* WHAT IS NEEDED
Write out every record below exactly as it appears.

# start of PROVIDED RECORDS

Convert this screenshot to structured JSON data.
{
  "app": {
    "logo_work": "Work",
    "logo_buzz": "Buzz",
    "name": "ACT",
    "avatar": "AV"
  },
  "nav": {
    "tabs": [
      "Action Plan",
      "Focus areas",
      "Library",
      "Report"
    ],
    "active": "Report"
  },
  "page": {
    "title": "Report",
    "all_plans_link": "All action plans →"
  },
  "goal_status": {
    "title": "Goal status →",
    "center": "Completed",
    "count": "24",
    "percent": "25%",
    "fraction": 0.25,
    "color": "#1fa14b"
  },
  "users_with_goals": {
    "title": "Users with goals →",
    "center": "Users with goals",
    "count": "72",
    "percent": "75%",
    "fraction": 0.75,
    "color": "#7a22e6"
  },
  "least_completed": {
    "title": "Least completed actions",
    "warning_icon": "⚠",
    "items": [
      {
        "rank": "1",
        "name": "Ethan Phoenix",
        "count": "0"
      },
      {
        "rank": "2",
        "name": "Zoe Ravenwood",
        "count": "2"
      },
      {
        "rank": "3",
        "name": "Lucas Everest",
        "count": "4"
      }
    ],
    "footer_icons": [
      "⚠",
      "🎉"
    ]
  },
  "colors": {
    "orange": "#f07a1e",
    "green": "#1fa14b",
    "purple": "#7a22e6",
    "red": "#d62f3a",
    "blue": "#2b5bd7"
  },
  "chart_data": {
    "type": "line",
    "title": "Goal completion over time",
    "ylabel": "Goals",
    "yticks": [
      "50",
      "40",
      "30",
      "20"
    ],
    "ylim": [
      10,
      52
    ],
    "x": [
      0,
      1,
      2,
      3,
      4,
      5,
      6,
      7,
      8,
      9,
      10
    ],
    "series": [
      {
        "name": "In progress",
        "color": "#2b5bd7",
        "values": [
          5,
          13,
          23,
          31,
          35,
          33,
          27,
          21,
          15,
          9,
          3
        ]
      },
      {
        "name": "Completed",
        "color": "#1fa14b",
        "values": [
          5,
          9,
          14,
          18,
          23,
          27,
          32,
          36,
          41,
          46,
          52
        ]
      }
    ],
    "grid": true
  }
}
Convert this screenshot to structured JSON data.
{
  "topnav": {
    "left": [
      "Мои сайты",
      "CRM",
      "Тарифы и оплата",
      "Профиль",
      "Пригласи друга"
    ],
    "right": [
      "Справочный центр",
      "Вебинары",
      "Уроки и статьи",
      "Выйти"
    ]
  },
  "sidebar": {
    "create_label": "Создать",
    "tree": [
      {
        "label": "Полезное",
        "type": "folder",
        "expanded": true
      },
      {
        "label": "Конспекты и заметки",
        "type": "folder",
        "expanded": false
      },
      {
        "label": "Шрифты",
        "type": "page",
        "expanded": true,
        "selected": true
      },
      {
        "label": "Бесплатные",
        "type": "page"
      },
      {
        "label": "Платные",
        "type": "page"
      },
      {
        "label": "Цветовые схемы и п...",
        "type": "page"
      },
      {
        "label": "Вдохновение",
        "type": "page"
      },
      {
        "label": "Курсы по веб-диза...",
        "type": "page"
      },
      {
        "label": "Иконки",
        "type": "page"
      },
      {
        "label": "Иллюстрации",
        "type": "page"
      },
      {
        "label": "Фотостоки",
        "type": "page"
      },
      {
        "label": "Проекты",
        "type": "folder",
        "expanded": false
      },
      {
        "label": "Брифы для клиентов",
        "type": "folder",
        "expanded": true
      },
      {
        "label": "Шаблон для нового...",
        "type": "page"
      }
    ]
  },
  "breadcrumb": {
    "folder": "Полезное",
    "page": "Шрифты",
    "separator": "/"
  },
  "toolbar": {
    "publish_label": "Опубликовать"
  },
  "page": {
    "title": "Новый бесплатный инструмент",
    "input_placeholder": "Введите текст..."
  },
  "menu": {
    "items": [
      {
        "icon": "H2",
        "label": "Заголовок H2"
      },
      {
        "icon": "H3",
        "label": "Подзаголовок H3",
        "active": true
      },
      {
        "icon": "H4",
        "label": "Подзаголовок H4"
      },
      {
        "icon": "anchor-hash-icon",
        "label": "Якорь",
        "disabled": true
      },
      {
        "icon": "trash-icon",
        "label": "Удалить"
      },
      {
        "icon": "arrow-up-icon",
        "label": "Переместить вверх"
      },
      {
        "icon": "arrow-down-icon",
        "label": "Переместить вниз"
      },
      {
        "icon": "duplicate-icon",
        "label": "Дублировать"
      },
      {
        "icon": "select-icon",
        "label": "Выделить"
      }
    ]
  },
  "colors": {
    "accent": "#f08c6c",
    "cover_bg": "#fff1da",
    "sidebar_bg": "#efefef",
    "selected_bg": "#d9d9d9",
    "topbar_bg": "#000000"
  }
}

# end of PROVIDED RECORDS

* RESULT
Convert this screenshot to structured JSON data.
{
  "app": {
    "logo_work": "Work",
    "logo_buzz": "Buzz",
    "name": "ACT",
    "avatar": "AV"
  },
  "nav": {
    "tabs": [
      "Action Plan",
      "Focus areas",
      "Library",
      "Report"
    ],
    "active": "Report"
  },
  "page": {
    "title": "Report",
    "all_plans_link": "All action plans →"
  },
  "goal_status": {
    "title": "Goal status →",
    "center": "Completed",
    "count": "24",
    "percent": "25%",
    "fraction": 0.25,
    "color": "#1fa14b"
  },
  "users_with_goals": {
    "title": "Users with goals →",
    "center": "Users with goals",
    "count": "72",
    "percent": "75%",
    "fraction": 0.75,
    "color": "#7a22e6"
  },
  "least_completed": {
    "title": "Least completed actions",
    "warning_icon": "⚠",
    "items": [
      {
        "rank": "1",
        "name": "Ethan Phoenix",
        "count": "0"
      },
      {
        "rank": "2",
        "name": "Zoe Ravenwood",
        "count": "2"
      },
      {
        "rank": "3",
        "name": "Lucas Everest",
        "count": "4"
      }
    ],
    "footer_icons": [
      "⚠",
      "🎉"
    ]
  },
  "colors": {
    "orange": "#f07a1e",
    "green": "#1fa14b",
    "purple": "#7a22e6",
    "red": "#d62f3a",
    "blue": "#2b5bd7"
  },
  "chart_data": {
    "type": "line",
    "title": "Goal completion over time",
    "ylabel": "Goals",
    "yticks": [
      "50",
      "40",
      "30",
      "20"
    ],
    "ylim": [
      10,
      52
    ],
    "x": [
      0,
      1,
      2,
      3,
      4,
      5,
      6,
      7,
      8,
      9,
      10
    ],
    "series": [
      {
        "name": "In progress",
        "color": "#2b5bd7",
        "values": [
          5,
          13,
          23,
          31,
          35,
          33,
          27,
          21,
          15,
          9,
          3
        ]
      },
      {
        "name": "Completed",
        "color": "#1fa14b",
        "values": [
          5,
          9,
          14,
          18,
          23,
          27,
          32,
          36,
          41,
          46,
          52
        ]
      }
    ],
    "grid": true
  }
}
Convert this screenshot to structured JSON data.
{
  "topnav": {
    "left": [
      "Мои сайты",
      "CRM",
      "Тарифы и оплата",
      "Профиль",
      "Пригласи друга"
    ],
    "right": [
      "Справочный центр",
      "Вебинары",
      "Уроки и статьи",
      "Выйти"
    ]
  },
  "sidebar": {
    "create_label": "Создать",
    "tree": [
      {
        "label": "Полезное",
        "type": "folder",
        "expanded": true
      },
      {
        "label": "Конспекты и заметки",
        "type": "folder",
        "expanded": false
      },
      {
        "label": "Шрифты",
        "type": "page",
        "expanded": true,
        "selected": true
      },
      {
        "label": "Бесплатные",
        "type": "page"
      },
      {
        "label": "Платные",
        "type": "page"
      },
      {
        "label": "Цветовые схемы и п...",
        "type": "page"
      },
      {
        "label": "Вдохновение",
        "type": "page"
      },
      {
        "label": "Курсы по веб-диза...",
        "type": "page"
      },
      {
        "label": "Иконки",
        "type": "page"
      },
      {
        "label": "Иллюстрации",
        "type": "page"
      },
      {
        "label": "Фотостоки",
        "type": "page"
      },
      {
        "label": "Проекты",
        "type": "folder",
        "expanded": false
      },
      {
        "label": "Брифы для клиентов",
        "type": "folder",
        "expanded": true
      },
      {
        "label": "Шаблон для нового...",
        "type": "page"
      }
    ]
  },
  "breadcrumb": {
    "folder": "Полезное",
    "page": "Шрифты",
    "separator": "/"
  },
  "toolbar": {
    "publish_label": "Опубликовать"
  },
  "page": {
    "title": "Новый бесплатный инструмент",
    "input_placeholder": "Введите текст..."
  },
  "menu": {
    "items": [
      {
        "icon": "H2",
        "label": "Заголовок H2"
      },
      {
        "icon": "H3",
        "label": "Подзаголовок H3",
        "active": true
      },
      {
        "icon": "H4",
        "label": "Подзаголовок H4"
      },
      {
        "icon": "anchor-hash-icon",
        "label": "Якорь",
        "disabled": true
      },
      {
        "icon": "trash-icon",
        "label": "Удалить"
      },
      {
        "icon": "arrow-up-icon",
        "label": "Переместить вверх"
      },
      {
        "icon": "arrow-down-icon",
        "label": "Переместить вниз"
      },
      {
        "icon": "duplicate-icon",
        "label": "Дублировать"
      },
      {
        "icon": "select-icon",
        "label": "Выделить"
      }
    ]
  },
  "colors": {
    "accent": "#f08c6c",
    "cover_bg": "#fff1da",
    "sidebar_bg": "#efefef",
    "selected_bg": "#d9d9d9",
    "topbar_bg": "#000000"
  }
}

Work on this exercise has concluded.